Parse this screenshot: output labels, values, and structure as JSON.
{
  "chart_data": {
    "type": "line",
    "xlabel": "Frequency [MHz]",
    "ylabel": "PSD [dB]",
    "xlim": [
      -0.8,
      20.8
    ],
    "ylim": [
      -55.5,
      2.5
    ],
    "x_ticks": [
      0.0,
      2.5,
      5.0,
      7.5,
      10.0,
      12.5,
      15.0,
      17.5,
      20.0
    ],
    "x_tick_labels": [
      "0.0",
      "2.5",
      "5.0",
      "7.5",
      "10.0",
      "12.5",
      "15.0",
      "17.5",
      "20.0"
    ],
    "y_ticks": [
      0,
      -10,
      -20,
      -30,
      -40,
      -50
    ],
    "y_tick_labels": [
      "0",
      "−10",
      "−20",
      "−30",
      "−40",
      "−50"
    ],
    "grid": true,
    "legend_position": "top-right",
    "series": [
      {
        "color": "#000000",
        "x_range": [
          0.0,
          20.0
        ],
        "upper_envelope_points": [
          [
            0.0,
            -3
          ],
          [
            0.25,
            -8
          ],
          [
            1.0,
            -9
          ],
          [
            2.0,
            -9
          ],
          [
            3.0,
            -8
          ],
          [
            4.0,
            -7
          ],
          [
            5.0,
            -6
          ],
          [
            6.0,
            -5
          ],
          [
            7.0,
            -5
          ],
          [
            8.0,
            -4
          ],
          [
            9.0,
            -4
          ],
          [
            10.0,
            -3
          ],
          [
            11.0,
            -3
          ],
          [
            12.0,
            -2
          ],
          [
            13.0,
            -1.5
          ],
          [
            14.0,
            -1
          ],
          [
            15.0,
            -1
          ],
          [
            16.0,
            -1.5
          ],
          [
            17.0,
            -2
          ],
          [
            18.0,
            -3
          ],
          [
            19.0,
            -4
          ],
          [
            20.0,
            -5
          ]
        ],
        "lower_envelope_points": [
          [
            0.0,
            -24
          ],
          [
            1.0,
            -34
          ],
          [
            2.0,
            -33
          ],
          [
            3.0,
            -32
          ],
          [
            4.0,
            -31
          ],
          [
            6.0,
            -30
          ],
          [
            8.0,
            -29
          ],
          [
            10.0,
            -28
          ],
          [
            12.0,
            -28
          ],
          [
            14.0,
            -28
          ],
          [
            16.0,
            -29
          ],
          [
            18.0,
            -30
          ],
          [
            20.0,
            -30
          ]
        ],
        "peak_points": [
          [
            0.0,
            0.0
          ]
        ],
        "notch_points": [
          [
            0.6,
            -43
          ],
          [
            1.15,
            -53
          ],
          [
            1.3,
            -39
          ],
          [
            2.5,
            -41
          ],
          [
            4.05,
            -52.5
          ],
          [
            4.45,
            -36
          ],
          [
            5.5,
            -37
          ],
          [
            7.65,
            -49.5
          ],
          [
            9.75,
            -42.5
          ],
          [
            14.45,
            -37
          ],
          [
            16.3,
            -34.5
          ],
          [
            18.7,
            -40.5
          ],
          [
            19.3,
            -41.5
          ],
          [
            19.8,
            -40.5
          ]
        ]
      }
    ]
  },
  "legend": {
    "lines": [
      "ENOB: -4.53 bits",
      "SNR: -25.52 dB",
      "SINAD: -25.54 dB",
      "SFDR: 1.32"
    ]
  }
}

- _GIVEN PROBLEM_
Print the entries exactly. Include every one.

- _SOLVED PROBLEM_
Parse this screenshot: output labels, values, and structure as JSON.
{
  "chart_data": {
    "type": "line",
    "xlabel": "Frequency [MHz]",
    "ylabel": "PSD [dB]",
    "xlim": [
      -0.8,
      20.8
    ],
    "ylim": [
      -55.5,
      2.5
    ],
    "x_ticks": [
      0.0,
      2.5,
      5.0,
      7.5,
      10.0,
      12.5,
      15.0,
      17.5,
      20.0
    ],
    "x_tick_labels": [
      "0.0",
      "2.5",
      "5.0",
      "7.5",
      "10.0",
      "12.5",
      "15.0",
      "17.5",
      "20.0"
    ],
    "y_ticks": [
      0,
      -10,
      -20,
      -30,
      -40,
      -50
    ],
    "y_tick_labels": [
      "0",
      "−10",
      "−20",
      "−30",
      "−40",
      "−50"
    ],
    "grid": true,
    "legend_position": "top-right",
    "series": [
      {
        "color": "#000000",
        "x_range": [
          0.0,
          20.0
        ],
        "upper_envelope_points": [
          [
            0.0,
            -3
          ],
          [
            0.25,
            -8
          ],
          [
            1.0,
            -9
          ],
          [
            2.0,
            -9
          ],
          [
            3.0,
            -8
          ],
          [
            4.0,
            -7
          ],
          [
            5.0,
            -6
          ],
          [
            6.0,
            -5
          ],
          [
            7.0,
            -5
          ],
          [
            8.0,
            -4
          ],
          [
            9.0,
            -4
          ],
          [
            10.0,
            -3
          ],
          [
            11.0,
            -3
          ],
          [
            12.0,
            -2
          ],
          [
            13.0,
            -1.5
          ],
          [
            14.0,
            -1
          ],
          [
            15.0,
            -1
          ],
          [
            16.0,
            -1.5
          ],
          [
            17.0,
            -2
          ],
          [
            18.0,
            -3
          ],
          [
            19.0,
            -4
          ],
          [
            20.0,
            -5
          ]
        ],
        "lower_envelope_points": [
          [
            0.0,
            -24
          ],
          [
            1.0,
            -34
          ],
          [
            2.0,
            -33
          ],
          [
            3.0,
            -32
          ],
          [
            4.0,
            -31
          ],
          [
            6.0,
            -30
          ],
          [
            8.0,
            -29
          ],
          [
            10.0,
            -28
          ],
          [
            12.0,
            -28
          ],
          [
            14.0,
            -28
          ],
          [
            16.0,
            -29
          ],
          [
            18.0,
            -30
          ],
          [
            20.0,
            -30
          ]
        ],
        "peak_points": [
          [
            0.0,
            0.0
          ]
        ],
        "notch_points": [
          [
            0.6,
            -43
          ],
          [
            1.15,
            -53
          ],
          [
            1.3,
            -39
          ],
          [
            2.5,
            -41
          ],
          [
            4.05,
            -52.5
          ],
          [
            4.45,
            -36
          ],
          [
            5.5,
            -37
          ],
          [
            7.65,
            -49.5
          ],
          [
            9.75,
            -42.5
          ],
          [
            14.45,
            -37
          ],
          [
            16.3,
            -34.5
          ],
          [
            18.7,
            -40.5
          ],
          [
            19.3,
            -41.5
          ],
          [
            19.8,
            -40.5
          ]
        ]
      }
    ]
  },
  "legend": {
    "lines": [
      "ENOB: -4.53 bits",
      "SNR: -25.52 dB",
      "SINAD: -25.54 dB",
      "SFDR: 1.32"
    ]
  }
}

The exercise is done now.